*** RECORDS FOR THE EXERCISE ***
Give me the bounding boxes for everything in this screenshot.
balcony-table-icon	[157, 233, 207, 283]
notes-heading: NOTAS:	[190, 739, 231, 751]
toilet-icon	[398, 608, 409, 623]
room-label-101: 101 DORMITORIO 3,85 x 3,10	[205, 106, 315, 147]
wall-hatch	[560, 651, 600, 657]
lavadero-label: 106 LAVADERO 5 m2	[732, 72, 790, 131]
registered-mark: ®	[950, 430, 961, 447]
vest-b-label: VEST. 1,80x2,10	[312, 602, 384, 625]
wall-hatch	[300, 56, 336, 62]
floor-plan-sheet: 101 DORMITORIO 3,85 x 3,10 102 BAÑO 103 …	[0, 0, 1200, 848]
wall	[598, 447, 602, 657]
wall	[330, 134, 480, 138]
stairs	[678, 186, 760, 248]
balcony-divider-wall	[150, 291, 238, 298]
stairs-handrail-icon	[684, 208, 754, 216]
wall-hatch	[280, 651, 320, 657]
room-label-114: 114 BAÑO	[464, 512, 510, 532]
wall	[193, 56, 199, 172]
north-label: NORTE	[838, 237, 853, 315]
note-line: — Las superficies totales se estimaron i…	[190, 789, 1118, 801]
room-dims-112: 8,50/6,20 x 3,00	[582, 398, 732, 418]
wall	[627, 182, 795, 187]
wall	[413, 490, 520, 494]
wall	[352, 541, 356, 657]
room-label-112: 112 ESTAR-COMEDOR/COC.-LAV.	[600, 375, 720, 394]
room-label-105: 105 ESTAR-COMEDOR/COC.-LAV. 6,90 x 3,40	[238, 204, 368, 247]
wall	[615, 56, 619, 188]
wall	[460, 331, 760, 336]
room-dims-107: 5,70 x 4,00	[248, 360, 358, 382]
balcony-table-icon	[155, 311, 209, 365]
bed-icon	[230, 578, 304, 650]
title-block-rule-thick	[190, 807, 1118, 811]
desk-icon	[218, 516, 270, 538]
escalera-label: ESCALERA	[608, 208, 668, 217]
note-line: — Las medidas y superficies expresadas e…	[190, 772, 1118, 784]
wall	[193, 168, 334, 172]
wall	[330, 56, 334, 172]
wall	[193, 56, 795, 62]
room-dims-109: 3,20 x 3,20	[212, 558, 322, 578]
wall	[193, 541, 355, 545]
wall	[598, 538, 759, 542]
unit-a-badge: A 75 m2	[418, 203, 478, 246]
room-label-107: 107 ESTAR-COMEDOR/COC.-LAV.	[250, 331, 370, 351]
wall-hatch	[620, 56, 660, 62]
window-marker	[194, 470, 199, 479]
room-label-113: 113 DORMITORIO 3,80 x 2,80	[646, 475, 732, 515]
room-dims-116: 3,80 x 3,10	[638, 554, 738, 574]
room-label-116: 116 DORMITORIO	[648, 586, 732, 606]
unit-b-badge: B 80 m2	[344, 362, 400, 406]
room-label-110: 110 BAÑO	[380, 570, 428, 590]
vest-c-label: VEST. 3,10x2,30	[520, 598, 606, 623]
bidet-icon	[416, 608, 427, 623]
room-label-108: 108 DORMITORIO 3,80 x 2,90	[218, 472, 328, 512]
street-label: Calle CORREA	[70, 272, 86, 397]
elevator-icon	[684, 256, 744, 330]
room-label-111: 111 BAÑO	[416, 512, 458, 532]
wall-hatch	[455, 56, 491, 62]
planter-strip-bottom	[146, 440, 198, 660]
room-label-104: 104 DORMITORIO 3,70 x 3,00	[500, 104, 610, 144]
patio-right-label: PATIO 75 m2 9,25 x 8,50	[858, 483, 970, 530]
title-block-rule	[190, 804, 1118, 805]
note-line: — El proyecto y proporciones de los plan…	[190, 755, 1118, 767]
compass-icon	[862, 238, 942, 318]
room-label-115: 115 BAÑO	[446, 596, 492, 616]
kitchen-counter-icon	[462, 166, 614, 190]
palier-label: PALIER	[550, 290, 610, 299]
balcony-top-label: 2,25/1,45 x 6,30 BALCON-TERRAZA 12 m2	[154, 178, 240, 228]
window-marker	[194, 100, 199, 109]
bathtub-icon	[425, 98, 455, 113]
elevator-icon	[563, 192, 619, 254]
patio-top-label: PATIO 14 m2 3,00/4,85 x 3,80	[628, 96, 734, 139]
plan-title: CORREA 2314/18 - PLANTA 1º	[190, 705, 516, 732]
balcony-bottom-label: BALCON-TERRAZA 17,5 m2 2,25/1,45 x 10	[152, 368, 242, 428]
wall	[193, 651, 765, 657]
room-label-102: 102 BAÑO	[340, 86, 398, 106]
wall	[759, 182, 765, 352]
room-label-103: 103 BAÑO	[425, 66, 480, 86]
***
Write out every line of the items above as a numbered list, skipping any blank lines.

## RESPONSE BELOW
1. Give me the bounding boxes for everything in this screenshot.
2. balcony-table-icon	[157, 233, 207, 283]
3. notes-heading: NOTAS:	[190, 739, 231, 751]
4. toilet-icon	[398, 608, 409, 623]
5. room-label-101: 101 DORMITORIO 3,85 x 3,10	[205, 106, 315, 147]
6. wall-hatch	[560, 651, 600, 657]
7. lavadero-label: 106 LAVADERO 5 m2	[732, 72, 790, 131]
8. registered-mark: ®	[950, 430, 961, 447]
9. vest-b-label: VEST. 1,80x2,10	[312, 602, 384, 625]
10. wall-hatch	[300, 56, 336, 62]
11. floor-plan-sheet: 101 DORMITORIO 3,85 x 3,10 102 BAÑO 103 …	[0, 0, 1200, 848]
12. wall	[598, 447, 602, 657]
13. wall	[330, 134, 480, 138]
14. stairs	[678, 186, 760, 248]
15. balcony-divider-wall	[150, 291, 238, 298]
16. stairs-handrail-icon	[684, 208, 754, 216]
17. wall-hatch	[280, 651, 320, 657]
18. room-label-114: 114 BAÑO	[464, 512, 510, 532]
19. wall	[193, 56, 199, 172]
20. north-label: NORTE	[838, 237, 853, 315]
21. note-line: — Las superficies totales se estimaron i…	[190, 789, 1118, 801]
22. room-dims-112: 8,50/6,20 x 3,00	[582, 398, 732, 418]
23. wall	[627, 182, 795, 187]
24. wall	[413, 490, 520, 494]
25. wall	[352, 541, 356, 657]
26. room-label-112: 112 ESTAR-COMEDOR/COC.-LAV.	[600, 375, 720, 394]
27. room-label-105: 105 ESTAR-COMEDOR/COC.-LAV. 6,90 x 3,40	[238, 204, 368, 247]
28. wall	[615, 56, 619, 188]
29. wall	[460, 331, 760, 336]
30. room-dims-107: 5,70 x 4,00	[248, 360, 358, 382]
31. balcony-table-icon	[155, 311, 209, 365]
32. bed-icon	[230, 578, 304, 650]
33. title-block-rule-thick	[190, 807, 1118, 811]
34. desk-icon	[218, 516, 270, 538]
35. escalera-label: ESCALERA	[608, 208, 668, 217]
36. note-line: — Las medidas y superficies expresadas e…	[190, 772, 1118, 784]
37. wall	[193, 168, 334, 172]
38. wall	[330, 56, 334, 172]
39. wall	[193, 56, 795, 62]
40. room-dims-109: 3,20 x 3,20	[212, 558, 322, 578]
41. wall	[193, 541, 355, 545]
42. wall	[598, 538, 759, 542]
43. unit-a-badge: A 75 m2	[418, 203, 478, 246]
44. room-label-107: 107 ESTAR-COMEDOR/COC.-LAV.	[250, 331, 370, 351]
45. wall-hatch	[620, 56, 660, 62]
46. window-marker	[194, 470, 199, 479]
47. room-label-113: 113 DORMITORIO 3,80 x 2,80	[646, 475, 732, 515]
48. room-dims-116: 3,80 x 3,10	[638, 554, 738, 574]
49. room-label-116: 116 DORMITORIO	[648, 586, 732, 606]
50. unit-b-badge: B 80 m2	[344, 362, 400, 406]
51. room-label-110: 110 BAÑO	[380, 570, 428, 590]
52. vest-c-label: VEST. 3,10x2,30	[520, 598, 606, 623]
53. bidet-icon	[416, 608, 427, 623]
54. room-label-108: 108 DORMITORIO 3,80 x 2,90	[218, 472, 328, 512]
55. street-label: Calle CORREA	[70, 272, 86, 397]
56. elevator-icon	[684, 256, 744, 330]
57. room-label-111: 111 BAÑO	[416, 512, 458, 532]
58. wall-hatch	[455, 56, 491, 62]
59. planter-strip-bottom	[146, 440, 198, 660]
60. room-label-104: 104 DORMITORIO 3,70 x 3,00	[500, 104, 610, 144]
61. patio-right-label: PATIO 75 m2 9,25 x 8,50	[858, 483, 970, 530]
62. title-block-rule	[190, 804, 1118, 805]
63. note-line: — El proyecto y proporciones de los plan…	[190, 755, 1118, 767]
64. compass-icon	[862, 238, 942, 318]
65. room-label-115: 115 BAÑO	[446, 596, 492, 616]
66. kitchen-counter-icon	[462, 166, 614, 190]
67. palier-label: PALIER	[550, 290, 610, 299]
68. balcony-top-label: 2,25/1,45 x 6,30 BALCON-TERRAZA 12 m2	[154, 178, 240, 228]
69. window-marker	[194, 100, 199, 109]
70. bathtub-icon	[425, 98, 455, 113]
71. elevator-icon	[563, 192, 619, 254]
72. patio-top-label: PATIO 14 m2 3,00/4,85 x 3,80	[628, 96, 734, 139]
73. plan-title: CORREA 2314/18 - PLANTA 1º	[190, 705, 516, 732]
74. balcony-bottom-label: BALCON-TERRAZA 17,5 m2 2,25/1,45 x 10	[152, 368, 242, 428]
75. wall	[193, 651, 765, 657]
76. room-label-102: 102 BAÑO	[340, 86, 398, 106]
77. wall	[759, 182, 765, 352]
78. room-label-103: 103 BAÑO	[425, 66, 480, 86]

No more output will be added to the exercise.